**PROVIDED PASSAGE:**
※ ※ ※

Robert was born around 1758-1760; appointed Gauger, Excise Department, Wexford, about 1781-82, on the recommendation of Lord TRACTON, a relation by marriage (James DENNIS, whose wife was Elizabeth PIGOTT, daughter of Emanuel PIGOTT of Chetwynd, Cork, held the title of Baron TRACTON only very briefly, from January 1781 until his death in June 1782); Surveyor of Excise in Wexford, 1798, when imprisoned by rebels and forced to participate in the execution of a Roman Catholic "traitor" named MURPHY (gardener to Mr EDWARDS of Ballyhire) who had informed on the priest DIXON (transported for administering the United oath) by dragging his body to the river and throwing it in; with Thomas Knox MAGEE, Robert was appointed one of the Inspector's-General of  Excise, Dublin, April 1805, "... by the Right Honourable and Honourable the Chief Commissioners of Excise, with the approbation of the Lord Lieutenant" [Belfast Commercial Chronicle, 6 April]; Robert was appointed to take charge of the Malt Duty in Dublin, July 1805; examined by the Board of Commissioners of Excise, September 1807; relieved of his post, January 1808, and retired on half-pay, having served upwards of 26 years in the Revenue service; he petitioned the Lord Deputy, in April 1808, concerning a decision by the Commissioners for Excise to deprive him of his post as Inspector-General of Excise and retire him on half pay.


The petition is reproduced here in full:

"Mr ROBERT PIGOTT, Surveyor of Excise in Ireland. No.4
"To the Right Honourable Sir Arthur Wellesley, K.B., Principal Secretary of Ireland.
"The MEMORIAL of Robert PIGOTT, lately one of the Inspectors General of Excise, Humbly Sheweth,
"That your Memorialist is the grandson of a General Officer, who was killed in the West Indies in the reign of King George the Second, and whose two sons, Lieutenant Colonel Robert PIGOTT and Captain Henry PIGOTT, were killed in America in the war of 1759; and your Memorialist's only surviving uncle, Captain John PIGOTT, after many years foreign service, returned to Ireland in the year 1761, with his brother-in-law the Earl of Halifax, then Lord Lieutenant, and died when your Memorialist was an infant.
"That these, and the misfortunes of your Memorialist's father, reduced him to the necessity of accepting the employment of a Gauger, obtained for him by the late Lord Tracton, who was closely connected with Memorialist.
"That your Memorialist's faithful services raised him to the rank of Inspector General of Excise, about 3 years ago, in which station, as the reward of his long and faithful services, he did enjoy a salary of £300 a year.
"That the Commissioners of Excise have been pleased, without the knowledge of consent of your Memorialist, to advise the Government that he should be superannuated at half his salary, though Memorialist, in perfect health and strength, is as able and as willing to perform his duty as at any former period of his life, and never was employed under the present Board of Excise except once.

※ ※ ※

**PROVIDED DATA:**
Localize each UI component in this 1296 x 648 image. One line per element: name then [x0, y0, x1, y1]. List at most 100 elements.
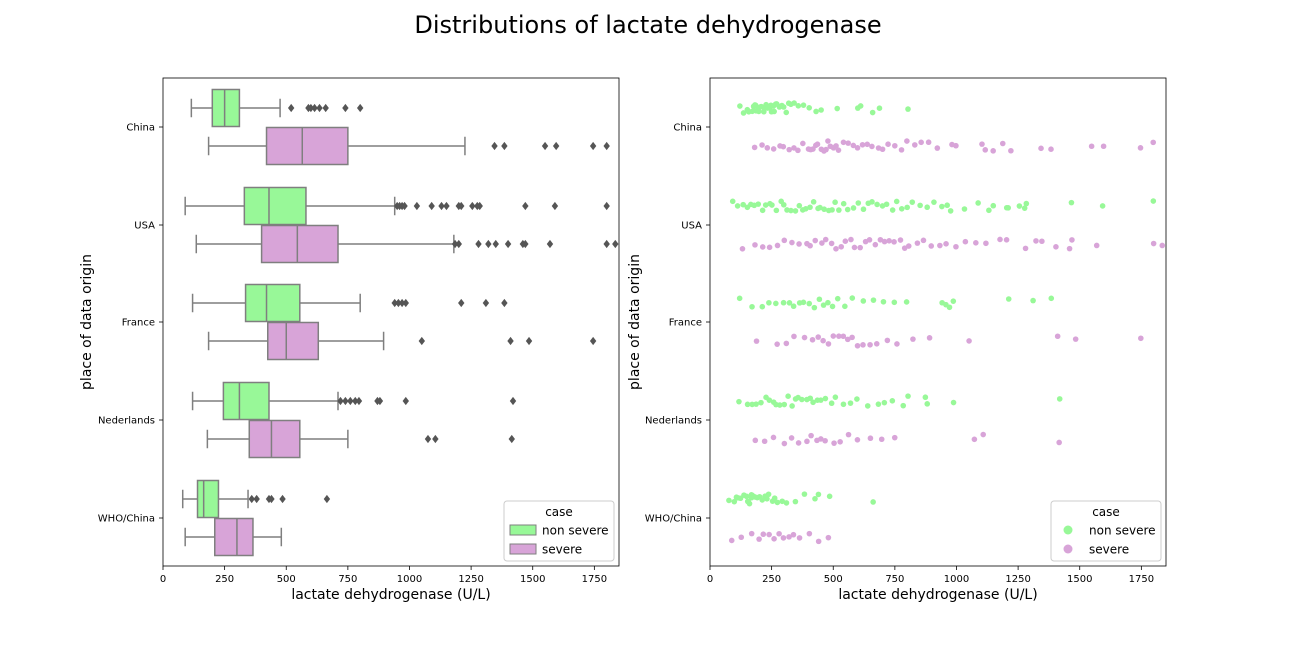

※ ※ ※

**EXERCISE INSTRUCTIONS:**
[a] According to the account of Robert Pigott, what yearly salary did he receive as Inspector General of Excise?
[b] Resume the account of Robert Pigott's career and petition, starting right after its last sentence.

**RESPONSES TO THE TASKS:**
[a] He received a salary of £300 a year.

[b]
"That it has always been understood, that when an Officer, after a long and faithful service was to be superannuated for the public convenience, that he should retire with his full salary; which in the present case £300, your Memorialist humbly hopes you will not think too much for the maintenance of Memorialist and six children.
"That your Memorialist's character, in every rank he served in, has been uniformly that of integrity and good official conduct, and no charge ever brought against him. And his sufferings for his strict loyalty, in the Rebellion of 1798 in Wexford, have been afflicting and severe; they have been stated by Sir Richard Musgrave, Mr Taylor, and other writers of that period.
"That Memorialist humbly begs leave to refer you for the truth of what has been stated to the Earl of Donoughmore, late first Commissioner, whose favour and protection he has long had the honour to enjoy; and who, had he remained in office, would never have consented to have a faithful Officer so severely treated.
"Memorialist, therefore, most humbly prays you, Sir, to take his case into your humane and just consideration; and as he was bred up in the service of the Revenue, and knows no other profession or business to support his large family, that you will be pleased to recommend him to an employment equal in value to that he held; or for full compensation of his salary of £300 a year, and thereby save him from poverty and distress.
"And your Memorialist, as in duty bound, will pray.
"(Signed) Robert PIGOTT.
"Dublin, 20th April 1808."

[House of Commons Parliamentary Papers, from the http://parlipapers.chadwyck.co.uk/ web-site through the institutional subscription of the National Library of Ireland, Kildare Street, Dublin, on one of the terminals in their Genealogy Room.]

This petition was evidently unsuccessful.

Robert was named in a Deed dated 25 May 1819 (Memorial Number 504727, Registry of Deeds, Dublin), in which he sold one quarterly payment of his pension to Michael MURPHY, late Captain in H.M.'s 3rd Regiment of Foot.

Robert was recorded as deceased in the published notice of his grand-daughter Mary WELMAN's 1829 marriage in Sydney (see below); which suggests that he may have been the Robert PIGOTT of Williamstown, County Dublin, who was buried at St Catherine's (C.of I.), Dublin, 11 June 1823, aged 64.

Robert PIGOTT, perhaps the Excise man, was married by License of the Diocese of Ossory, 1779, to Margaret GAINSFORT - although, if he was born in 1759, he was not yet of age.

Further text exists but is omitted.